** begin EXTRACT **

CODEWITHSUNDEEP
c#.netwpfmvvm
Emin Hasanov
Emin Hasanov

Reputation: 1362

Save WPF ViewModel current state

In my WPF application's ViewModel has few properties, observableCollections etc. How can I save their current state as file when app is closing or save clicked Should I use [Serializable] implementation?

What is the best approach?

public class CustomerViewModel 
{
    private Customer obj = new Customer();

    public string TxtCustomerName
    {
        get { return obj.CustomerName; }
        set { obj.CustomerName = value; }
    }        

    public string TxtAmount
    {
        get { return Convert.ToString(obj.Amount) ; }
        set { obj.Amount = Convert.ToDouble(value); }
    }
}

Upvotes: 1

Views: 1993

Answers (2)

Mike Strobel
Mike Strobel

Reputation: 25623

There isn't a standard practice for persisting MVVM state. You just need to pick a format, just like you would for any other serialization problem. I personally am a fan of using Xaml, as it's human readable and can represent most of the types that you might be using in a WPF application.

Example code, included in a base class for your view models:

public class ViewModelBase : INotifyPropertyChanged
{
    public event PropertyChangedEventHandler PropertyChanged;

    private static string RootStoragePath =>
        Path.Combine(
            Environment.GetFolderPath(Environment.SpecialFolder.LocalApplicationData),
            "YourApplication",
            "ViewState");

    protected string StateFilePath =>
       Path.Combine(RootStoragePath, this.GetType().Name + ".xaml");

    public void Save()

** end EXTRACT **
** begin AVAILABLE DATA **

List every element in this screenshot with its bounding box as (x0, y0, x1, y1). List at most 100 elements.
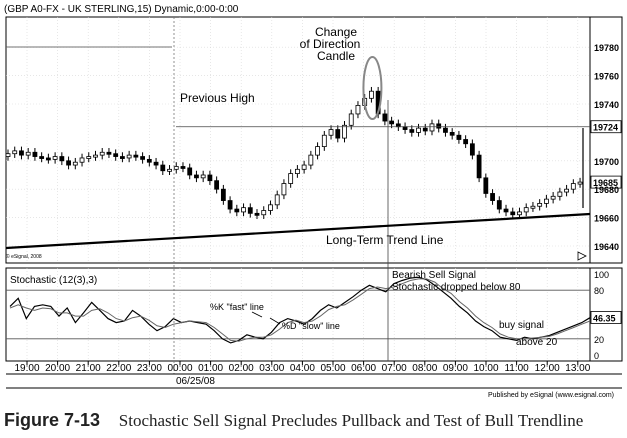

** end AVAILABLE DATA **

**WHAT IS REQUIRED**: List every property declared in the code samples of the thread on saving WPF view model state. The lines after the thread are separate material.

**REPLY**: TxtCustomerName, TxtAmount, RootStoragePath, StateFilePath